What you return should match every record exactly, with the images removed.

--- start LISTED ENTRIES ---

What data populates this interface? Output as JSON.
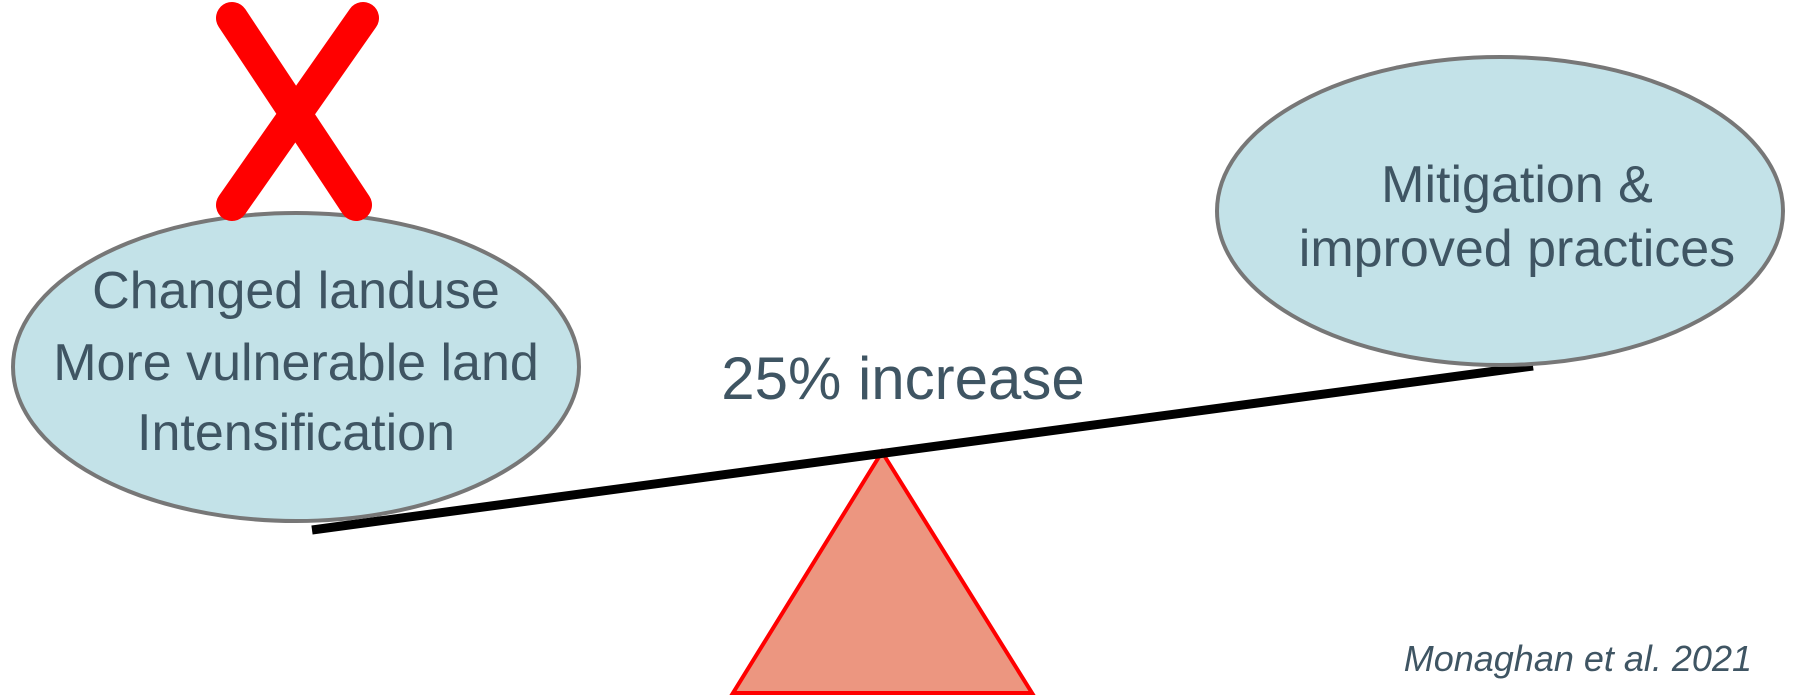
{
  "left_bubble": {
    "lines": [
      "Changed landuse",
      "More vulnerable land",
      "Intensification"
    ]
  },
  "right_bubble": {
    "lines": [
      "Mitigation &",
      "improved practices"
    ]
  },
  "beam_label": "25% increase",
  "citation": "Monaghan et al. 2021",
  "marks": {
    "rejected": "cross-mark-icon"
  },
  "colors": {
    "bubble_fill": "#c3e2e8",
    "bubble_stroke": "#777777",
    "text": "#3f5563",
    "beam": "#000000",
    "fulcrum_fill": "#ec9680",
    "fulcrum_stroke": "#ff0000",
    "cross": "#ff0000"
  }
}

--- end LISTED ENTRIES ---

RIGHT ANSWER →
What data populates this interface? Output as JSON.
{
  "left_bubble": {
    "lines": [
      "Changed landuse",
      "More vulnerable land",
      "Intensification"
    ]
  },
  "right_bubble": {
    "lines": [
      "Mitigation &",
      "improved practices"
    ]
  },
  "beam_label": "25% increase",
  "citation": "Monaghan et al. 2021",
  "marks": {
    "rejected": "cross-mark-icon"
  },
  "colors": {
    "bubble_fill": "#c3e2e8",
    "bubble_stroke": "#777777",
    "text": "#3f5563",
    "beam": "#000000",
    "fulcrum_fill": "#ec9680",
    "fulcrum_stroke": "#ff0000",
    "cross": "#ff0000"
  }
}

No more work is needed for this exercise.